— START OF RECORDED DATA —

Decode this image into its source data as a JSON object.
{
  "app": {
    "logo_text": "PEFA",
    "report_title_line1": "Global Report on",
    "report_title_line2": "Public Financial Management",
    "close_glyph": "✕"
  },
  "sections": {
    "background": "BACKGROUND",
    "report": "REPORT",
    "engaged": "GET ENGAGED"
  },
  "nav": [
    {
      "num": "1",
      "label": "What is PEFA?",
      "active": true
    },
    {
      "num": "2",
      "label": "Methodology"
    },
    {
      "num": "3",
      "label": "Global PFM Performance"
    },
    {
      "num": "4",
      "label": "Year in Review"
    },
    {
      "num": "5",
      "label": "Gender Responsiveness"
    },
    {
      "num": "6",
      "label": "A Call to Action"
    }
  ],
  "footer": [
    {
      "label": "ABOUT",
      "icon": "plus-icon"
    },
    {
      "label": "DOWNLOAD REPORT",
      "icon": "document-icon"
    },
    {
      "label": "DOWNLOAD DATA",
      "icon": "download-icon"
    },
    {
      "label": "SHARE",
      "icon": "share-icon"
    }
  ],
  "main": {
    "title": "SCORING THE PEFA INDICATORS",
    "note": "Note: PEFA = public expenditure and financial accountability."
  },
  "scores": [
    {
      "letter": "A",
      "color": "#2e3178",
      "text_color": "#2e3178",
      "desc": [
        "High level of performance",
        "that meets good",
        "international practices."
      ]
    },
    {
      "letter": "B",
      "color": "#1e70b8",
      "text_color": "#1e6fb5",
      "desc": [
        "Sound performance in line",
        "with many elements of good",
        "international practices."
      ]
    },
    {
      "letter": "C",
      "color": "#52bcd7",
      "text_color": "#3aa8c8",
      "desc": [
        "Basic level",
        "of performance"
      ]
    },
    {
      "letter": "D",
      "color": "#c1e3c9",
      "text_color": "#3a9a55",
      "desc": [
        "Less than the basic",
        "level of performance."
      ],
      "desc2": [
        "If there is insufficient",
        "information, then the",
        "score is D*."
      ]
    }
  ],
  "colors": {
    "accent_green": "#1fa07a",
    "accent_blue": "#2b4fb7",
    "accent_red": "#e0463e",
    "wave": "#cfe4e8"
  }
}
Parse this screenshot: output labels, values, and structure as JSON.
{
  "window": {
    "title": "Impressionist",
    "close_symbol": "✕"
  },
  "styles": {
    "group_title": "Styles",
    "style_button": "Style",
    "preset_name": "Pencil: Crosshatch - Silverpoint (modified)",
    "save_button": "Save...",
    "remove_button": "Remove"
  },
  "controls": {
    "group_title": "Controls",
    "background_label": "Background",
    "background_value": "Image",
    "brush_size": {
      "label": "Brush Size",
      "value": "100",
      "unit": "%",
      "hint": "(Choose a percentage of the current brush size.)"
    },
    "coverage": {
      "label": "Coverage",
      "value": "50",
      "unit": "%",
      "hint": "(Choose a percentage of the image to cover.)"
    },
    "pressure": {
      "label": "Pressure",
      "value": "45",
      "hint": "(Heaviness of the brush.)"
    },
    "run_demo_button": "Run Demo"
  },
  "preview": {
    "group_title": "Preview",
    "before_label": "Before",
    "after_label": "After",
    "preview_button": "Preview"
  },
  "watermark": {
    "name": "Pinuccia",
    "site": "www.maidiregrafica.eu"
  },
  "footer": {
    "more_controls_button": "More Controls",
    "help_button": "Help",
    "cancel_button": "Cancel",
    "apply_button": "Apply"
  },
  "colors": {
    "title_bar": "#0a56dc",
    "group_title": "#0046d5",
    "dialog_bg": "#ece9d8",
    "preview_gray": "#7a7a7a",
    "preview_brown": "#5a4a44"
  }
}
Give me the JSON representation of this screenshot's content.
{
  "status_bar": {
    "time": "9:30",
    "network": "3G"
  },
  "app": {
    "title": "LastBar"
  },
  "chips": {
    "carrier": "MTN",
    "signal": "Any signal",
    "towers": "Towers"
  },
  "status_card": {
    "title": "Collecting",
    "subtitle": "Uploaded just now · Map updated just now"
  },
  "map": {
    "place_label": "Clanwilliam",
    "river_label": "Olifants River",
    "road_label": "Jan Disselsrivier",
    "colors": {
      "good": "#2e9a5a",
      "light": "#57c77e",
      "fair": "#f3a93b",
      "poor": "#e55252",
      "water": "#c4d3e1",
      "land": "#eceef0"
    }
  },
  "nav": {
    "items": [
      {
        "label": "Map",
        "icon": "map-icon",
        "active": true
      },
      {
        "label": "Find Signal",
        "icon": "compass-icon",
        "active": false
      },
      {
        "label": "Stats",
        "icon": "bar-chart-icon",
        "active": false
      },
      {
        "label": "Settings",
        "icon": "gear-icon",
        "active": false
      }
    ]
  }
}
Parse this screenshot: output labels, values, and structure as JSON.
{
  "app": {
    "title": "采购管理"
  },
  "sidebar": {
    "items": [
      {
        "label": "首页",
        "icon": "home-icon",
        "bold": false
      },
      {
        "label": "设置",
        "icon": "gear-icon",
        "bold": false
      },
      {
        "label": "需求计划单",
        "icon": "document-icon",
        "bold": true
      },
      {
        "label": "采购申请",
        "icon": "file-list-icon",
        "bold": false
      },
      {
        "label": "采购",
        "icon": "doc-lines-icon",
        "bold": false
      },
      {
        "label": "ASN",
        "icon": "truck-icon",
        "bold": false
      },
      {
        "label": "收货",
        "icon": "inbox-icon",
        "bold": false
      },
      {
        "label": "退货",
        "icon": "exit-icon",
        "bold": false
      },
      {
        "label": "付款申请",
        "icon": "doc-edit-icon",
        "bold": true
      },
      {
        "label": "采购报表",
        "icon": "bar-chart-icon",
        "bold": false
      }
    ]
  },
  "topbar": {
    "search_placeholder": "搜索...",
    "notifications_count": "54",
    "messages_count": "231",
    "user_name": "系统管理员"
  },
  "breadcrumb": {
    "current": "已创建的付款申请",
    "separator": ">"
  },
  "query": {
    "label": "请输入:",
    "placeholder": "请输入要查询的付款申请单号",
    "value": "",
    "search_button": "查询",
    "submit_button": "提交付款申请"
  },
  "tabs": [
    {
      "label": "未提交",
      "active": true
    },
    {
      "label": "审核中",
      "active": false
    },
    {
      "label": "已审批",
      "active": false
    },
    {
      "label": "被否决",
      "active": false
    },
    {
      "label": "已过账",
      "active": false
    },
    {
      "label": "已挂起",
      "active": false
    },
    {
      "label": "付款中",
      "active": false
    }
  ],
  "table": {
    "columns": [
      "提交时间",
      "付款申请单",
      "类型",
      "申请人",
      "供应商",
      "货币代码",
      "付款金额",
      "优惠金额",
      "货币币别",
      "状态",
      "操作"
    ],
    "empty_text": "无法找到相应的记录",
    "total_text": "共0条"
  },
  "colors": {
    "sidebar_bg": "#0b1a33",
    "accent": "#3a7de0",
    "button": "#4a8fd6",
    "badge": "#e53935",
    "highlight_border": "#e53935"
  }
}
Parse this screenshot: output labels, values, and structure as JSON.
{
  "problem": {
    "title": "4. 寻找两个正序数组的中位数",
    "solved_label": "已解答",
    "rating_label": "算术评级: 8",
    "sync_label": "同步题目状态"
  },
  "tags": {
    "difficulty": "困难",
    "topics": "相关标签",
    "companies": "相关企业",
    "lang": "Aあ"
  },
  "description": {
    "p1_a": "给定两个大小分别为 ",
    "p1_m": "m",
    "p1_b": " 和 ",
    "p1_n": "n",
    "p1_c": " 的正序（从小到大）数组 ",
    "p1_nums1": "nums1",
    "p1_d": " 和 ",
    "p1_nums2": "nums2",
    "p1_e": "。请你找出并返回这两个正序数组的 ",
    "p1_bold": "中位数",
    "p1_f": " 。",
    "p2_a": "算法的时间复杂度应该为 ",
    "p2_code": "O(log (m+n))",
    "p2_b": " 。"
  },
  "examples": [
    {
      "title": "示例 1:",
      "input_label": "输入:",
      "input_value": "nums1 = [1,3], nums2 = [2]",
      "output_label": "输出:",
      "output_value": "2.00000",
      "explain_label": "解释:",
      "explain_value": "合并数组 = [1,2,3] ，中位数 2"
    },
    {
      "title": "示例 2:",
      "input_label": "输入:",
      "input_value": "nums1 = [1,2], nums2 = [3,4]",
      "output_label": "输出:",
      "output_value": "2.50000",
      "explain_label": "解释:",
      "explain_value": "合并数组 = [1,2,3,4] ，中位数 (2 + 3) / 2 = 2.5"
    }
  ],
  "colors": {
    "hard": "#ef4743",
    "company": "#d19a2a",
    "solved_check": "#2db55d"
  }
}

— END OF RECORDED DATA —

[DIRECTIONS] Which lines above contain the word "level"? Copy each of them.

[ANSWER FOR THE TASK]
        "High level of performance",
        "Basic level",
        "level of performance."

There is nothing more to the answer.